Information provided =
▼

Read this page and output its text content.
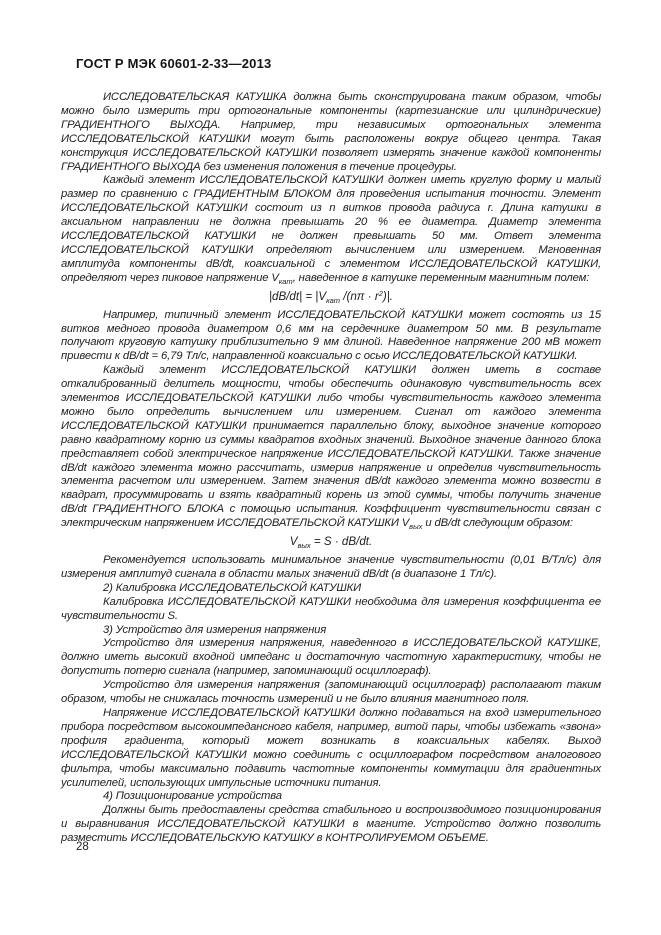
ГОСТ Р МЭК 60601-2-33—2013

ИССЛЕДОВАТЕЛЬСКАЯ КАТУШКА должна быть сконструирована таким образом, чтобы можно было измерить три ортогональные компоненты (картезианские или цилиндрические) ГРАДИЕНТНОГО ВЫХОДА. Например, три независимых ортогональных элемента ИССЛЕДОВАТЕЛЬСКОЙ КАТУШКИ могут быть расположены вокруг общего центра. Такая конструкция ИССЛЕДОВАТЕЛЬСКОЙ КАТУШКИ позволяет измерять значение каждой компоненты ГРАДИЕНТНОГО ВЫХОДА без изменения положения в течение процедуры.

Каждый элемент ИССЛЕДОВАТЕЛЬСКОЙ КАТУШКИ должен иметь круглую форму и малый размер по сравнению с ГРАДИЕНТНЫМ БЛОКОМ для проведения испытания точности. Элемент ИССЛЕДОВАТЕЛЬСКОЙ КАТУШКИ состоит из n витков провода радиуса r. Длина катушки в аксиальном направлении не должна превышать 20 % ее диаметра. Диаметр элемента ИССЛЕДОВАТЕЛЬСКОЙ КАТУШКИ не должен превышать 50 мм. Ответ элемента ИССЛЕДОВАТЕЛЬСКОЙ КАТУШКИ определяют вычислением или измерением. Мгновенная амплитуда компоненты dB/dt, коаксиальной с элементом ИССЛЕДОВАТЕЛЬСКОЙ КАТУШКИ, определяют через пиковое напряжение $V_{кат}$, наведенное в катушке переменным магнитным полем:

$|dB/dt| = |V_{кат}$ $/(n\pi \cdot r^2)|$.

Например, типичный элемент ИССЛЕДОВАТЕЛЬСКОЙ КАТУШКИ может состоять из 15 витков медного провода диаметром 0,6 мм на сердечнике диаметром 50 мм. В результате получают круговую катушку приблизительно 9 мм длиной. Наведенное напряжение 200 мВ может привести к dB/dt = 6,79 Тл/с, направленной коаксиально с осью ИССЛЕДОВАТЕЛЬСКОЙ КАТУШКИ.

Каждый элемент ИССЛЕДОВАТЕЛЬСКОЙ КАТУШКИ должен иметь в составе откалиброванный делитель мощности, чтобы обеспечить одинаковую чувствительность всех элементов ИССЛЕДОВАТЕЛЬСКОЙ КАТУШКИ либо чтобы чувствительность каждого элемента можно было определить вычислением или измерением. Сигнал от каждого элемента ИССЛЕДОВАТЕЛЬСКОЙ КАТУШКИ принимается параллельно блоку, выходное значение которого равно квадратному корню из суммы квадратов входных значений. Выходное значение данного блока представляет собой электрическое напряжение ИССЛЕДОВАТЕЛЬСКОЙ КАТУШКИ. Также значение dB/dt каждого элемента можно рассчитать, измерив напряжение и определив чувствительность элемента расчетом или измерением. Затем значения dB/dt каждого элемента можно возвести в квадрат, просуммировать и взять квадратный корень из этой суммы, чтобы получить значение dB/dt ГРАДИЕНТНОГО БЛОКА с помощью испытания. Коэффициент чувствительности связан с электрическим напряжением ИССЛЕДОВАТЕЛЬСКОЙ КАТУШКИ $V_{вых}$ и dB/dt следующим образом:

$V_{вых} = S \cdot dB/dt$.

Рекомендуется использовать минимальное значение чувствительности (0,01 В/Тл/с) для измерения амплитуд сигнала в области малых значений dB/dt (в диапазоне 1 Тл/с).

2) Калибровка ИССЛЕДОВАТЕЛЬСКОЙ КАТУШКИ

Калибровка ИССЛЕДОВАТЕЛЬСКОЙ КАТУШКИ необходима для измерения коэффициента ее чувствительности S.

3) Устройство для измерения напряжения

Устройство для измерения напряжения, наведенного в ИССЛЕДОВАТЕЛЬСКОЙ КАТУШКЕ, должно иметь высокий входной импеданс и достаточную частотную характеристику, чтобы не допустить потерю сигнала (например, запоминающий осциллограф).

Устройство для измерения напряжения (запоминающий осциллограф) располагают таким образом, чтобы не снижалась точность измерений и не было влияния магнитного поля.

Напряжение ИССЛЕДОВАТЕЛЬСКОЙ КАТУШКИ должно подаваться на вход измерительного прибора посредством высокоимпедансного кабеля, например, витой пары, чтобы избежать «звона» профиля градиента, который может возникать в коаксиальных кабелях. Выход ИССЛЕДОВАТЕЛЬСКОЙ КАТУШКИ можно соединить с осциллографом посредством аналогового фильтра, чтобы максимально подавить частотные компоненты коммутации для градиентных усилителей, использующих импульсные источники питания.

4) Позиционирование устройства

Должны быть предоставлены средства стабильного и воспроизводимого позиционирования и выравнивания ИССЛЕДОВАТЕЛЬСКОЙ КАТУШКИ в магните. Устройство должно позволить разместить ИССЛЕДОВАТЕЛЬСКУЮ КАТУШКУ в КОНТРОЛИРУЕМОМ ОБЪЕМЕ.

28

▲
▼

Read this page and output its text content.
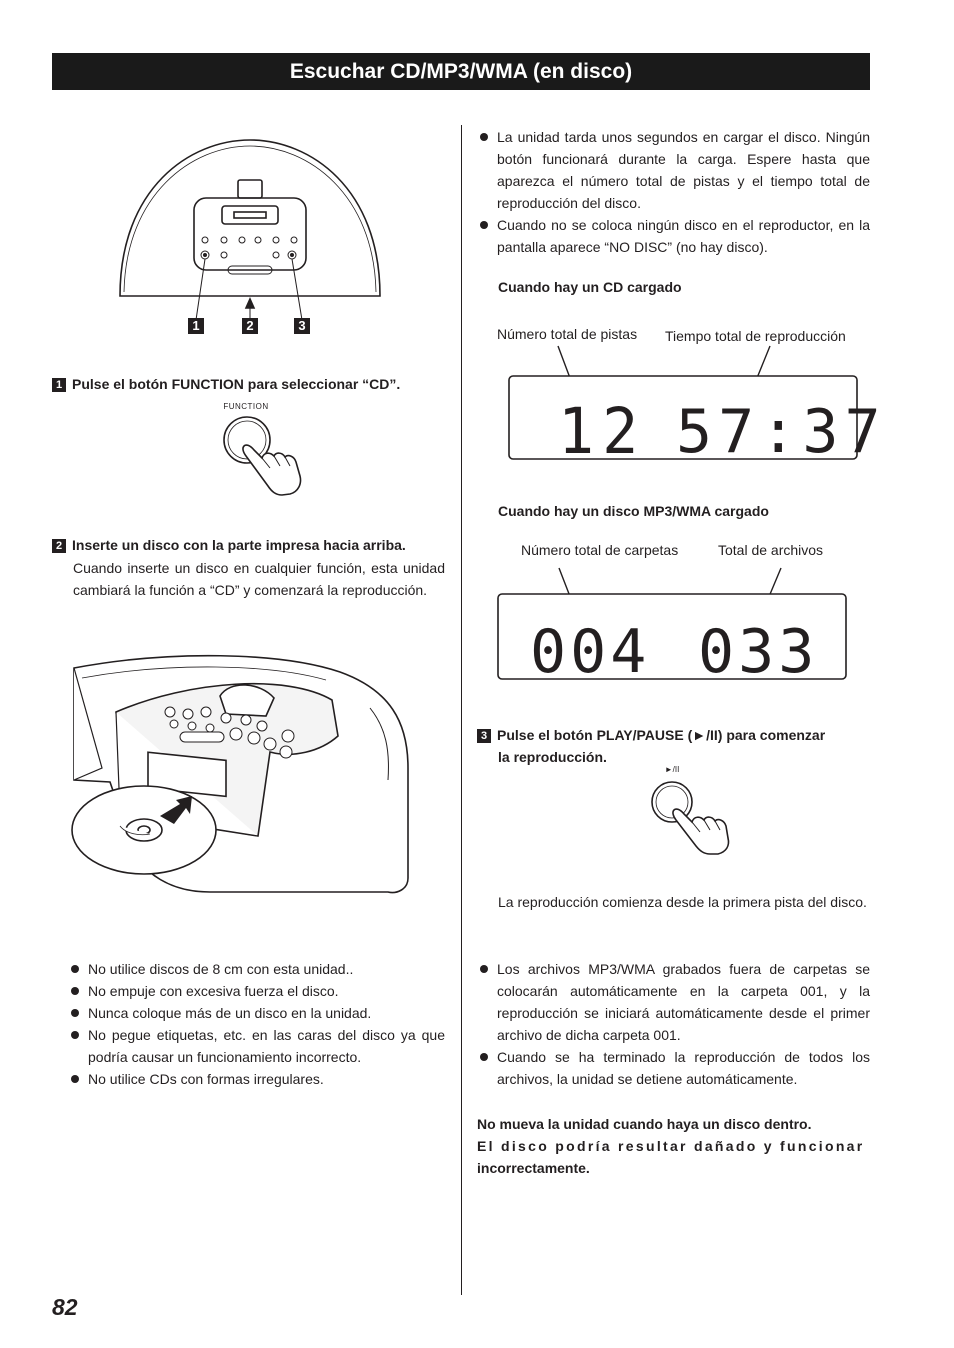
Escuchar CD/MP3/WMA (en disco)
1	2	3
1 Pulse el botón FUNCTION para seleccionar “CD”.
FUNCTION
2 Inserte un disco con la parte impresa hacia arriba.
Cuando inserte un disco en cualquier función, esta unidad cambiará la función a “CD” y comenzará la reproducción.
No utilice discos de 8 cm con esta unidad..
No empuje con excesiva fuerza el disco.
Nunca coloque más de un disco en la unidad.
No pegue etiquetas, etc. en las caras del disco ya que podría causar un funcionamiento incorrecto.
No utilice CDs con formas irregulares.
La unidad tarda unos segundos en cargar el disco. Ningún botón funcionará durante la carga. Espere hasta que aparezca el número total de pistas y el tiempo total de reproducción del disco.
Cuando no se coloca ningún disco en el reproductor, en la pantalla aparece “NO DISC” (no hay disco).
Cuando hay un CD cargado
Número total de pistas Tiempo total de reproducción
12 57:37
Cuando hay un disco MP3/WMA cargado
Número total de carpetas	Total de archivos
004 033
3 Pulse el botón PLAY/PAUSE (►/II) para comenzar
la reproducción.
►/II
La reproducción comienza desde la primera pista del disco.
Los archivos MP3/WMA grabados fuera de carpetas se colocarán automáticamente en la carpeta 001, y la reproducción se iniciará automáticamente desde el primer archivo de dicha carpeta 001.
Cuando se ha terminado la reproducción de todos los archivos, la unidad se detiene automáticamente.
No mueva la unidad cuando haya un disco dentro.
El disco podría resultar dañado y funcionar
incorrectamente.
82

▲
▼

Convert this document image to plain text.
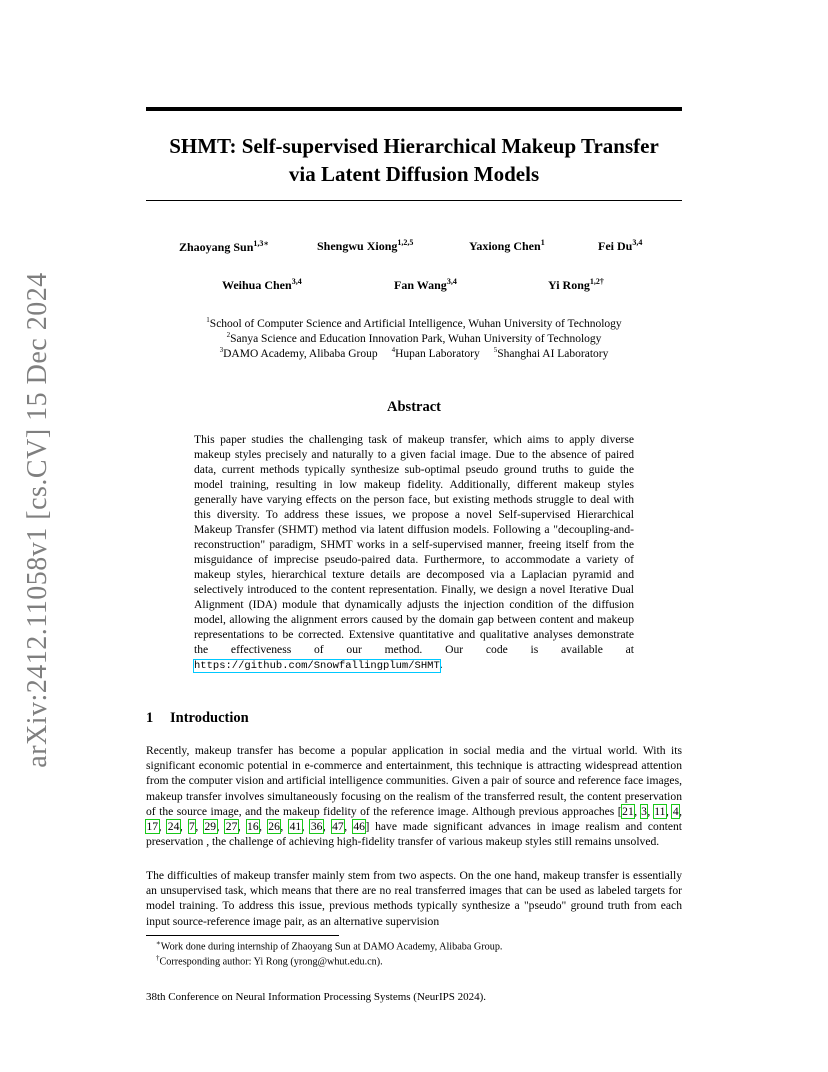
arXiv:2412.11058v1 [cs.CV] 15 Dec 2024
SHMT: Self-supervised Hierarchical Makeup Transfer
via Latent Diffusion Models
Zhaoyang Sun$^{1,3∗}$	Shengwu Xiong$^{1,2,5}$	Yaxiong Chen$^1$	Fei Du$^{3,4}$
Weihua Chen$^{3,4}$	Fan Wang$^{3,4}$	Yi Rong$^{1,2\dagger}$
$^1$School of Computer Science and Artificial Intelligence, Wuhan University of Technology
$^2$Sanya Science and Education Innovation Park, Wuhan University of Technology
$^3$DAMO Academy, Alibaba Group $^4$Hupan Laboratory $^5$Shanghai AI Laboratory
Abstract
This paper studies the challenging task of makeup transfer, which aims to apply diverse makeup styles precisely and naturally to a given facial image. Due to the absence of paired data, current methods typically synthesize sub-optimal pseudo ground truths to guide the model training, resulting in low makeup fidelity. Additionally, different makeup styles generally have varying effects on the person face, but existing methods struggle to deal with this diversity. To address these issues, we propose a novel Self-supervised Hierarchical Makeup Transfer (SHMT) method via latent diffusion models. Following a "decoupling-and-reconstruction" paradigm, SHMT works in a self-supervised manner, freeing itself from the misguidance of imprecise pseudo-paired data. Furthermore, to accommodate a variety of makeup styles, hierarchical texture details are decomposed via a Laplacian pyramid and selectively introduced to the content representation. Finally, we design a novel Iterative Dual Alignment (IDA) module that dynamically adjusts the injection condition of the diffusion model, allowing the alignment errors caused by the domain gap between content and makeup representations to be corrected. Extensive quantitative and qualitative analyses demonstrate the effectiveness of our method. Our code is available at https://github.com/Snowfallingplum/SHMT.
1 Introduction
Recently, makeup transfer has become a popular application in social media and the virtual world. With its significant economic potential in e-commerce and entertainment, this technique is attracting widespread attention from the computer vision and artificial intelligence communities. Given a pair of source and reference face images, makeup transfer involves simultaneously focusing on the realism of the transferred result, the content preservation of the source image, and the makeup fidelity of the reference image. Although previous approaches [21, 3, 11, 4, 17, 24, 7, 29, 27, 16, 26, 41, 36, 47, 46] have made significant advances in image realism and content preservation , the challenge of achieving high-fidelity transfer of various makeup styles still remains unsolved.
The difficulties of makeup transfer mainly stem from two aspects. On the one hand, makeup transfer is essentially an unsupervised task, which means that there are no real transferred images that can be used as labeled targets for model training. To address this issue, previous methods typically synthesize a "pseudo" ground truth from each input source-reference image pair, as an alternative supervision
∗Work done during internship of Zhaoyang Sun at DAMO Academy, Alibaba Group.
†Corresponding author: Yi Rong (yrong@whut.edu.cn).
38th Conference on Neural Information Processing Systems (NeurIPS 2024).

▲

Exercise details = Set out every line from the material that contains the string "esta".

The response =
Cuando inserte un disco en cualquier función, esta unidad cambiará la función a “CD” y comenzará la reproducción.
No utilice discos de 8 cm con esta unidad..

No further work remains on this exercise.